## WHAT THE TASK ASKS
Select all lines with the string "Resistance" in them, and copy those lines.

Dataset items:

--- start ---

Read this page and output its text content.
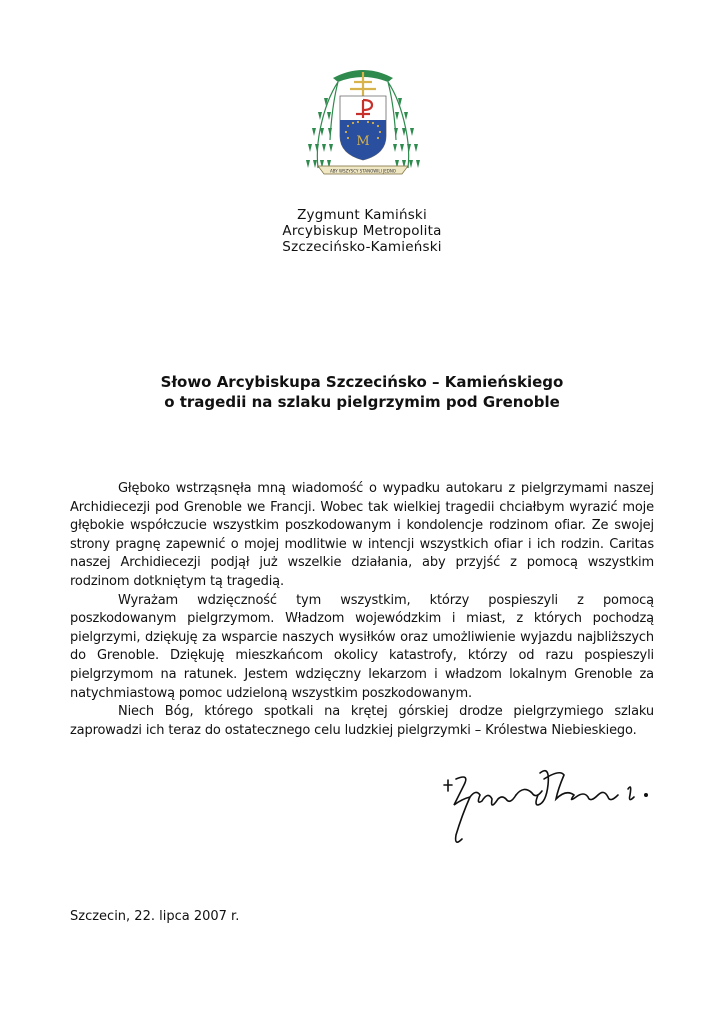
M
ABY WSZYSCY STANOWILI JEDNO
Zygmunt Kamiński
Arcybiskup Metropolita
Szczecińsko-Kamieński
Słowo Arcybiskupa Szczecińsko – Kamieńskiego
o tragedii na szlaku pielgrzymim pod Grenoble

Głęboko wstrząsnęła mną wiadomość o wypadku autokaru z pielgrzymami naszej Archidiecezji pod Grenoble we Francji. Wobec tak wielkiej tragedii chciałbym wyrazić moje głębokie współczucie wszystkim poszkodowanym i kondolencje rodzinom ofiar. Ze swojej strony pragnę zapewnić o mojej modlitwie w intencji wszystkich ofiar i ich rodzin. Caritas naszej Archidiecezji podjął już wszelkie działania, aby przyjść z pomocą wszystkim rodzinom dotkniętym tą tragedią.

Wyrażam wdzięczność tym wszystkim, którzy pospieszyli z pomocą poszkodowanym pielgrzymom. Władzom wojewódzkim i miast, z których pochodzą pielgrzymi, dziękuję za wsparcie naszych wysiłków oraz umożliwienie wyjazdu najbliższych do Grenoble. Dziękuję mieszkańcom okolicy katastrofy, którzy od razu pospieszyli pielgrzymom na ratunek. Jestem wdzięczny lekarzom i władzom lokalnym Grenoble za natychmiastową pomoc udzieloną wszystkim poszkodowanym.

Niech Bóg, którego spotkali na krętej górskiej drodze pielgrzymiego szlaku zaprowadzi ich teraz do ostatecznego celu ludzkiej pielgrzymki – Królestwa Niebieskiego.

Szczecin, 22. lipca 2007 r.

--- end ---
--- start ---

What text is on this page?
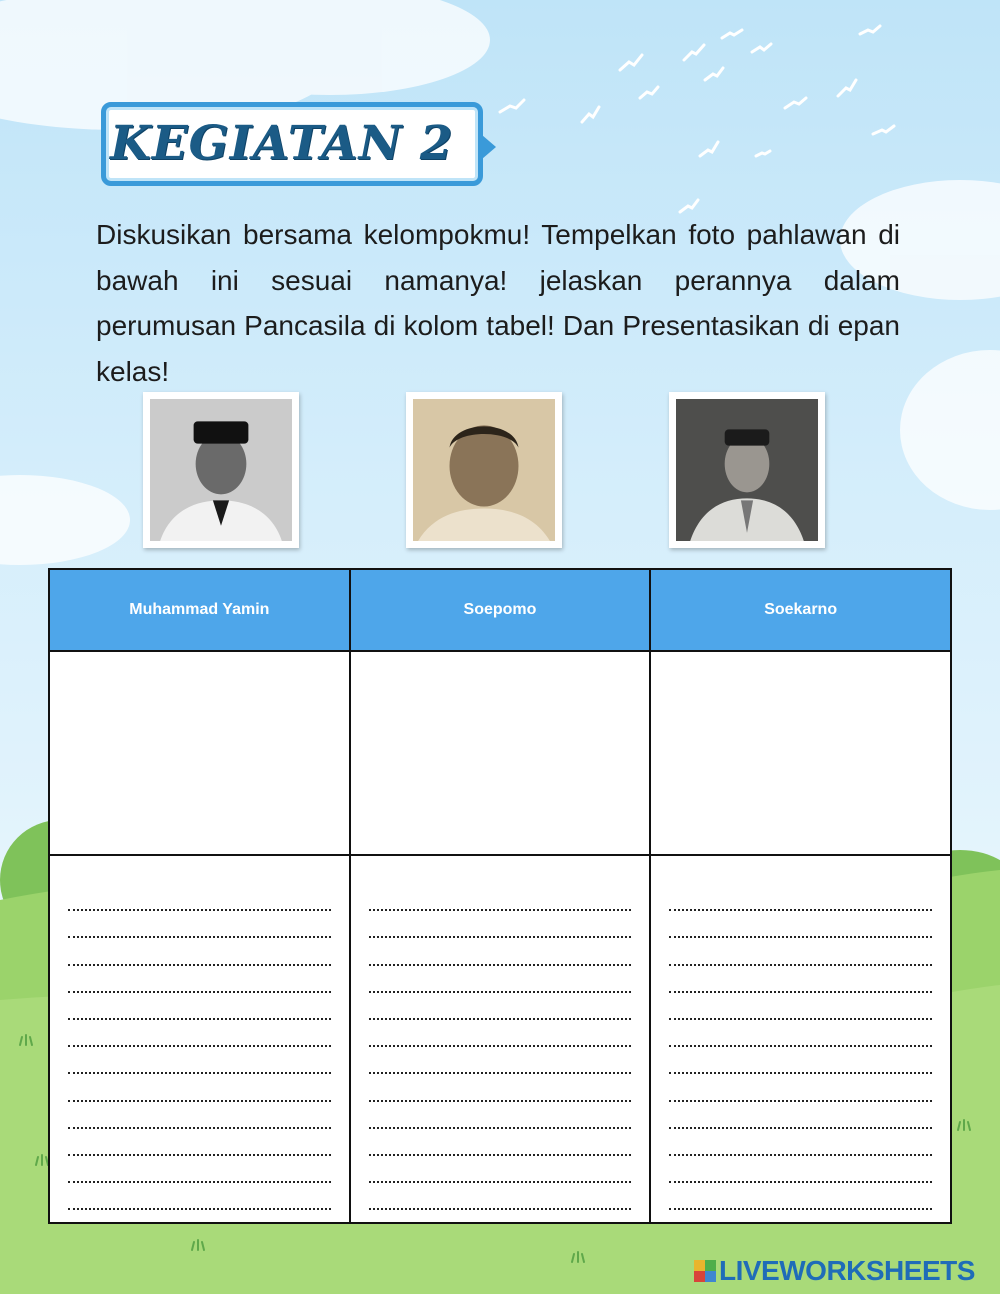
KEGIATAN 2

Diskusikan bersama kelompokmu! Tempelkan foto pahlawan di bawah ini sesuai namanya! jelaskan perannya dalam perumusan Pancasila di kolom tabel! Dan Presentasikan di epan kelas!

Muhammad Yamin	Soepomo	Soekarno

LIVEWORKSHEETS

--- end ---
--- start ---

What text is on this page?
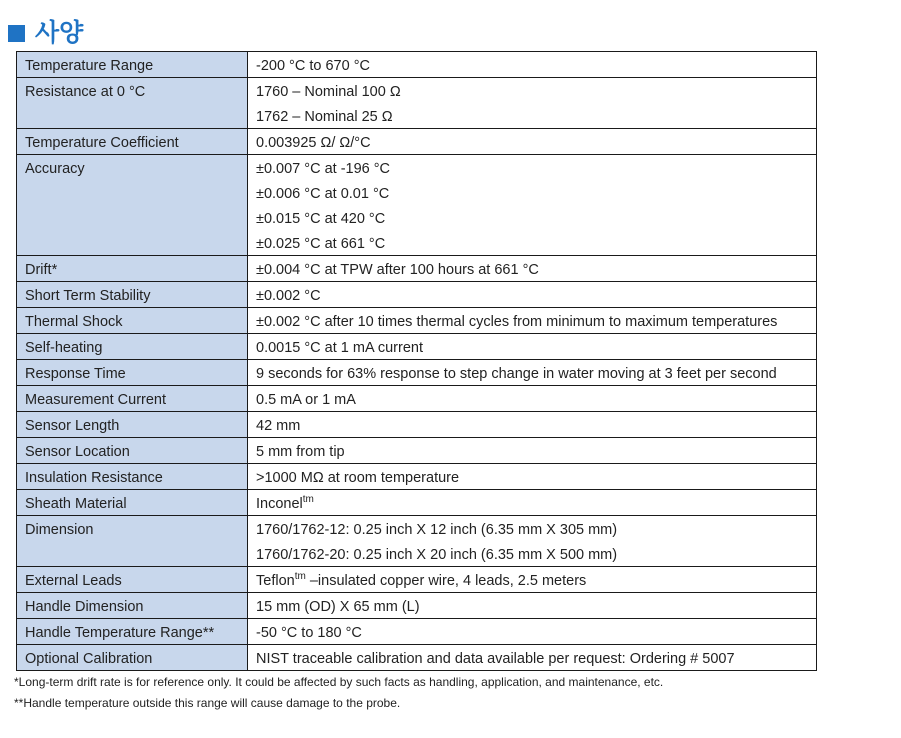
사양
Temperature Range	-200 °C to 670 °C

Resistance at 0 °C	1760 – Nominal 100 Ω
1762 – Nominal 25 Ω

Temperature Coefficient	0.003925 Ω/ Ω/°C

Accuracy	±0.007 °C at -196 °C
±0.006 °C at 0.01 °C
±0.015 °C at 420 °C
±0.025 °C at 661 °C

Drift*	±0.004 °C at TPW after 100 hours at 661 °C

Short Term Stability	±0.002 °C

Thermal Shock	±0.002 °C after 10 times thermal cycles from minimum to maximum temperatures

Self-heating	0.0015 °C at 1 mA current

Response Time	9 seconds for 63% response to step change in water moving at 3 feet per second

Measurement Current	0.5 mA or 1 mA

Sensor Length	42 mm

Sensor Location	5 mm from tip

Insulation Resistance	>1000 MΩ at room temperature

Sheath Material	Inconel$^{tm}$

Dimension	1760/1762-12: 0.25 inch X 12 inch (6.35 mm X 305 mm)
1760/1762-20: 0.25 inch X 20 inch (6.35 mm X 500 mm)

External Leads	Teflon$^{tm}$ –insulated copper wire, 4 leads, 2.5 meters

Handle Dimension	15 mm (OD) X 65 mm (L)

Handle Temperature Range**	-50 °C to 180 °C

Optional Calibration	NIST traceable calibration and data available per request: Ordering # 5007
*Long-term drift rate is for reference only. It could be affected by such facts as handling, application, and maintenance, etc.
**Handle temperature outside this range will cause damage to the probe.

--- end ---

## CORRECT ANSWER
Resistance at 0 °C	1760 – Nominal 100 Ω
Insulation Resistance	>1000 MΩ at room temperature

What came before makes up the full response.